> _Exercise directions_: Output the material below in its entirety, exactly as given.

[Excerpts from a figure dataset]
▬▬▬▬▬▬
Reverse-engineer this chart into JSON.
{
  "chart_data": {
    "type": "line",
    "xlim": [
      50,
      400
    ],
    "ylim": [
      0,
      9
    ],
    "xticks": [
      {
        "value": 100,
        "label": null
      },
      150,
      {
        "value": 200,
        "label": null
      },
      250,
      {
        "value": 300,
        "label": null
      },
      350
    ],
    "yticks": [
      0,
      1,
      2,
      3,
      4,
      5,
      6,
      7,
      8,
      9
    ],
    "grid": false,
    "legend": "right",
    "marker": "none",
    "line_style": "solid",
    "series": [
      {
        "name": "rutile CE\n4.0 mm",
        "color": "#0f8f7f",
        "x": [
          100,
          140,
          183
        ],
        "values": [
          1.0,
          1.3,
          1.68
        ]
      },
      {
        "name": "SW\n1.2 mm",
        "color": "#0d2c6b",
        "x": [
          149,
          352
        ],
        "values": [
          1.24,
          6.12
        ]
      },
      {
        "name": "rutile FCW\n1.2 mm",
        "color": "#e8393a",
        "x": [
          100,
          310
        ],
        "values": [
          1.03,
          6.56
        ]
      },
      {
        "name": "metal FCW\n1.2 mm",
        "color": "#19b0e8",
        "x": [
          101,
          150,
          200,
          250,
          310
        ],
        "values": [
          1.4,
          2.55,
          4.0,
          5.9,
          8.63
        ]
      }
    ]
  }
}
▬▬▬▬▬▬
> _Full output_:
Reverse-engineer this chart into JSON.
{
  "chart_data": {
    "type": "line",
    "xlim": [
      50,
      400
    ],
    "ylim": [
      0,
      9
    ],
    "xticks": [
      {
        "value": 100,
        "label": null
      },
      150,
      {
        "value": 200,
        "label": null
      },
      250,
      {
        "value": 300,
        "label": null
      },
      350
    ],
    "yticks": [
      0,
      1,
      2,
      3,
      4,
      5,
      6,
      7,
      8,
      9
    ],
    "grid": false,
    "legend": "right",
    "marker": "none",
    "line_style": "solid",
    "series": [
      {
        "name": "rutile CE\n4.0 mm",
        "color": "#0f8f7f",
        "x": [
          100,
          140,
          183
        ],
        "values": [
          1.0,
          1.3,
          1.68
        ]
      },
      {
        "name": "SW\n1.2 mm",
        "color": "#0d2c6b",
        "x": [
          149,
          352
        ],
        "values": [
          1.24,
          6.12
        ]
      },
      {
        "name": "rutile FCW\n1.2 mm",
        "color": "#e8393a",
        "x": [
          100,
          310
        ],
        "values": [
          1.03,
          6.56
        ]
      },
      {
        "name": "metal FCW\n1.2 mm",
        "color": "#19b0e8",
        "x": [
          101,
          150,
          200,
          250,
          310
        ],
        "values": [
          1.4,
          2.55,
          4.0,
          5.9,
          8.63
        ]
      }
    ]
  }
}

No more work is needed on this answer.